[START]

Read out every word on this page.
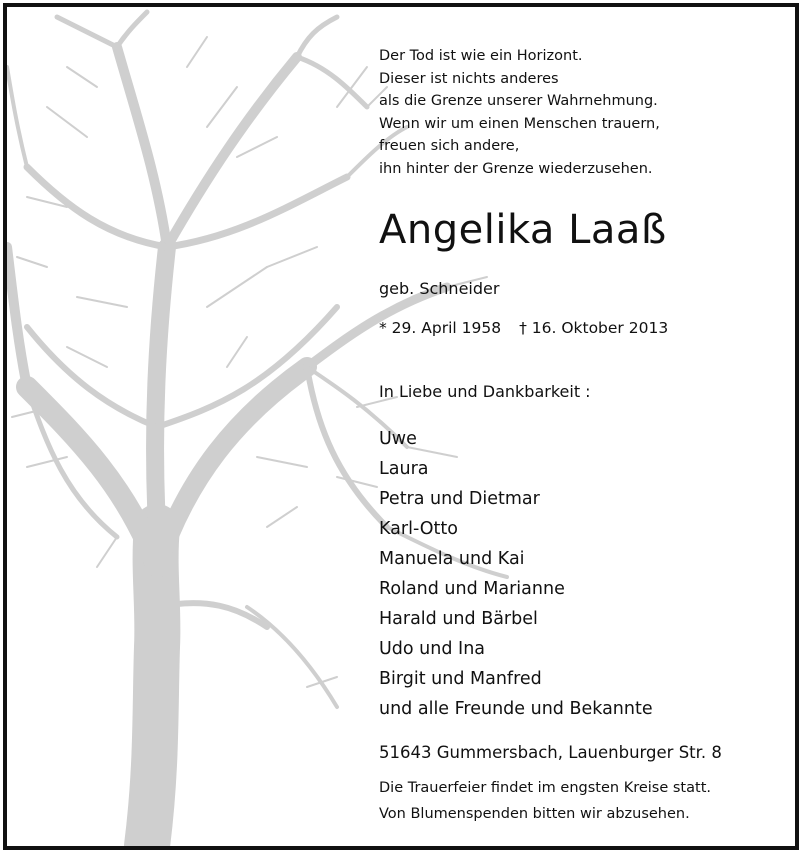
Der Tod ist wie ein Horizont.
Dieser ist nichts anderes
als die Grenze unserer Wahrnehmung.
Wenn wir um einen Menschen trauern,
freuen sich andere,
ihn hinter der Grenze wiederzusehen.
Angelika Laaß
geb. Schneider
* 29. April 1958 † 16. Oktober 2013
In Liebe und Dankbarkeit :
Uwe
Laura
Petra und Dietmar
Karl-Otto
Manuela und Kai
Roland und Marianne
Harald und Bärbel
Udo und Ina
Birgit und Manfred
und alle Freunde und Bekannte
51643 Gummersbach, Lauenburger Str. 8
Die Trauerfeier findet im engsten Kreise statt.
Von Blumenspenden bitten wir abzusehen.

[END]

▶ **PROBLEM DETAILS**
Write out the listing word for word, omitting the pictures it holds.

▶ **ANSWER FOR THE TASK**
Read out every word on this page.
Der Tod ist wie ein Horizont.
Dieser ist nichts anderes
als die Grenze unserer Wahrnehmung.
Wenn wir um einen Menschen trauern,
freuen sich andere,
ihn hinter der Grenze wiederzusehen.
Angelika Laaß
geb. Schneider
* 29. April 1958 † 16. Oktober 2013
In Liebe und Dankbarkeit :
Uwe
Laura
Petra und Dietmar
Karl-Otto
Manuela und Kai
Roland und Marianne
Harald und Bärbel
Udo und Ina
Birgit und Manfred
und alle Freunde und Bekannte
51643 Gummersbach, Lauenburger Str. 8
Die Trauerfeier findet im engsten Kreise statt.
Von Blumenspenden bitten wir abzusehen.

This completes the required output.